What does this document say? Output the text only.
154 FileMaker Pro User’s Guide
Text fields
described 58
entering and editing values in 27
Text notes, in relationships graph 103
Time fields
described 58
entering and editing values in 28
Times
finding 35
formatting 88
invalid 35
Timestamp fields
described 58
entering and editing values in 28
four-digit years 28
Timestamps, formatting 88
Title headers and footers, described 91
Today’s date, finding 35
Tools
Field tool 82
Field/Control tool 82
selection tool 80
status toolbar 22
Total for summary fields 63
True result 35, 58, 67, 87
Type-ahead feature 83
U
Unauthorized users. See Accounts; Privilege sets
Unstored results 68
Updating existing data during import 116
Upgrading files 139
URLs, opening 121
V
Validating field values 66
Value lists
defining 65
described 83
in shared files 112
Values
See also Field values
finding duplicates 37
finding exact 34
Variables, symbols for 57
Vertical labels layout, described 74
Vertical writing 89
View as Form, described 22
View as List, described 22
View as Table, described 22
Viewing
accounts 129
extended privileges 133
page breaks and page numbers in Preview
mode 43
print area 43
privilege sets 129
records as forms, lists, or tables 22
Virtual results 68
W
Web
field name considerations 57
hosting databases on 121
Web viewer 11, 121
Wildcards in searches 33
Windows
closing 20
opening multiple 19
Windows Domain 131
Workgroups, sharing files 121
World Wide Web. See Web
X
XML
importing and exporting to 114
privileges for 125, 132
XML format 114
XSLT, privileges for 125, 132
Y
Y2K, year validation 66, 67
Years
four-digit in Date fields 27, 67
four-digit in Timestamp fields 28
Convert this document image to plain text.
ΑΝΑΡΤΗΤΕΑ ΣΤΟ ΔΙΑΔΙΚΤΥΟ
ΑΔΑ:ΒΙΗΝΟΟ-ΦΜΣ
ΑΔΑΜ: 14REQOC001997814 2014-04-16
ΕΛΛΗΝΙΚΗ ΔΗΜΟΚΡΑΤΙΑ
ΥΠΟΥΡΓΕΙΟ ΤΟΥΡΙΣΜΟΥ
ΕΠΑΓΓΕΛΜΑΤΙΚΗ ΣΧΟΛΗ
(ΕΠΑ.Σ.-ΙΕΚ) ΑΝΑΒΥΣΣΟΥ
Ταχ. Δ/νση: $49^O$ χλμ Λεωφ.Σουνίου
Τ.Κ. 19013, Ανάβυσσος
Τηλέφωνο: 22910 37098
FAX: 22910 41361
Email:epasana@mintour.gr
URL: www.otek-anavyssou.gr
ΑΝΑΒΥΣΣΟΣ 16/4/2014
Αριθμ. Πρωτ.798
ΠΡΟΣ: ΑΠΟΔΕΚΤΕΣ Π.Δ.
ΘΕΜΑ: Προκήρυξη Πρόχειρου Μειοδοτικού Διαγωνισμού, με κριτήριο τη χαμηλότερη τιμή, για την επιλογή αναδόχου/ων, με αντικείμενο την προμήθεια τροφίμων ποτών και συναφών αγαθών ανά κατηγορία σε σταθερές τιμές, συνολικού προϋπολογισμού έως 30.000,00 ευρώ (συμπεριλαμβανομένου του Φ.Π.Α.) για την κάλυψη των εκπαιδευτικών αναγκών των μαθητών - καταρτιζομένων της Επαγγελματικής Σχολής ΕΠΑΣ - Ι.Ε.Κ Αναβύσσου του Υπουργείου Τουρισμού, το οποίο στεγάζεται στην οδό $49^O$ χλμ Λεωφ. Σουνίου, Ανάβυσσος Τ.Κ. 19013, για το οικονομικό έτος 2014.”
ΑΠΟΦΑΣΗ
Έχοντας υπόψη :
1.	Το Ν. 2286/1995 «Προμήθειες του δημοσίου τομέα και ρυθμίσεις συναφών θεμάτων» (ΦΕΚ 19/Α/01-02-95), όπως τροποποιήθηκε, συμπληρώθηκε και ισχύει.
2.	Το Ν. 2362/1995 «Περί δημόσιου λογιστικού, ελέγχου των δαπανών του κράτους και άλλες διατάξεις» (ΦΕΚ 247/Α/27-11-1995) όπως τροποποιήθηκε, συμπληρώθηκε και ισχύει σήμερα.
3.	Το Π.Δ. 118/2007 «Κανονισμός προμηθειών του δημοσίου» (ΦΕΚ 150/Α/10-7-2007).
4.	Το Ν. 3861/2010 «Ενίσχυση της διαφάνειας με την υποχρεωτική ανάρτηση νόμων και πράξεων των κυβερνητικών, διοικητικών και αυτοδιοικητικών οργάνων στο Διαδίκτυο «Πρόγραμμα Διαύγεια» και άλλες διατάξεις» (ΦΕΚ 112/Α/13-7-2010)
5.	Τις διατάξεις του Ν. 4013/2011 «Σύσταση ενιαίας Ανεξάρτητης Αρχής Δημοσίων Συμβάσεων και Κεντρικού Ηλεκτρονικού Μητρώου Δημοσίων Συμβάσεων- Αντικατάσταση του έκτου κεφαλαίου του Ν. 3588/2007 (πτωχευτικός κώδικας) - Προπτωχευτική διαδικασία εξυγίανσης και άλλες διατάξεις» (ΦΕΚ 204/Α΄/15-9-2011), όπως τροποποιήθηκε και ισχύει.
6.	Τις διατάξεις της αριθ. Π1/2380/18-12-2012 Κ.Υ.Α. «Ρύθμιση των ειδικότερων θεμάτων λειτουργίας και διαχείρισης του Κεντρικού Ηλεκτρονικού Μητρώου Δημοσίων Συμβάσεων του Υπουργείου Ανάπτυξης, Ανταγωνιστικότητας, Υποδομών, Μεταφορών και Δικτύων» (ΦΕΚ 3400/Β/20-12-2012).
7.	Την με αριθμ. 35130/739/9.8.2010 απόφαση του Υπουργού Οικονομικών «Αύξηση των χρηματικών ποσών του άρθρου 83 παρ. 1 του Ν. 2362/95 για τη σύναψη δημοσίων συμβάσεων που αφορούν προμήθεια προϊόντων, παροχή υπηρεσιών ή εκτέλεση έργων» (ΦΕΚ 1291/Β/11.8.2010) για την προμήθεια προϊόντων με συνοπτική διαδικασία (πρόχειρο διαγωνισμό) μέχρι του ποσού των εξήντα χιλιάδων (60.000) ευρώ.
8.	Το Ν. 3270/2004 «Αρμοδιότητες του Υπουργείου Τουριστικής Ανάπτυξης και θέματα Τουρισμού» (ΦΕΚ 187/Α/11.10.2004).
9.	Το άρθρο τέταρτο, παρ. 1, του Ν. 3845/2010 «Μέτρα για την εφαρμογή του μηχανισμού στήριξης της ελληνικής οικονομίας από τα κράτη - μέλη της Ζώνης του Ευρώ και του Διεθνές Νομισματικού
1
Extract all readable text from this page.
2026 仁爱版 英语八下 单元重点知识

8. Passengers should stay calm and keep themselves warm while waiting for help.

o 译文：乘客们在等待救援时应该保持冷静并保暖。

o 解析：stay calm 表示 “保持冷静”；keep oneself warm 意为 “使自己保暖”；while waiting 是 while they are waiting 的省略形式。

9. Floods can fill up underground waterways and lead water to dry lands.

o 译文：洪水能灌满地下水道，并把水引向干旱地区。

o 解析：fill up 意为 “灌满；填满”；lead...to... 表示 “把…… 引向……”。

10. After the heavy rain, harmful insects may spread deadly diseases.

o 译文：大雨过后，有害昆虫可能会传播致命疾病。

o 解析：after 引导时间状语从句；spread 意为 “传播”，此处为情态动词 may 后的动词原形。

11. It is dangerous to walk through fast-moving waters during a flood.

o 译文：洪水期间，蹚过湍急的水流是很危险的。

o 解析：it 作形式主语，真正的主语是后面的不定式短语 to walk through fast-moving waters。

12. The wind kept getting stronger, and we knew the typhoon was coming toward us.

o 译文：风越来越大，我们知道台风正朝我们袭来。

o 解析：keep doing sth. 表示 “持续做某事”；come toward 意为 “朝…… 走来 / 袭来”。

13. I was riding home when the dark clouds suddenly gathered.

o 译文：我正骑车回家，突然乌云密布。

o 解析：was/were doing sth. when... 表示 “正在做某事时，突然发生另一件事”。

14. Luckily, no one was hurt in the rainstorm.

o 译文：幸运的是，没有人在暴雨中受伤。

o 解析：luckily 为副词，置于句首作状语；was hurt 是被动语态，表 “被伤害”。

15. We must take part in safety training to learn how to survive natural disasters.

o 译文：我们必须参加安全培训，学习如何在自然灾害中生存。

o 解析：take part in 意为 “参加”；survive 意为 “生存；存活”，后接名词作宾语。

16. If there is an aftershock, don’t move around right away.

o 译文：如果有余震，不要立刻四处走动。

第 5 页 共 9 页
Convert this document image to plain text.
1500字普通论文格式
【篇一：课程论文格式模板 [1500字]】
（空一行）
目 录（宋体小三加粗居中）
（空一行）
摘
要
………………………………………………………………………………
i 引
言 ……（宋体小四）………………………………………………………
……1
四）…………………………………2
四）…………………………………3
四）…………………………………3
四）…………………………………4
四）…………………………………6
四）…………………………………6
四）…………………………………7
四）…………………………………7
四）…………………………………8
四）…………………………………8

++++++++

_Job_
List each line in the listing that contains the string "fill".

_Written answer_
9. Floods can fill up underground waterways and lead water to dry lands.
o 解析：fill up 意为 “灌满；填满”；lead...to... 表示 “把…… 引向……”。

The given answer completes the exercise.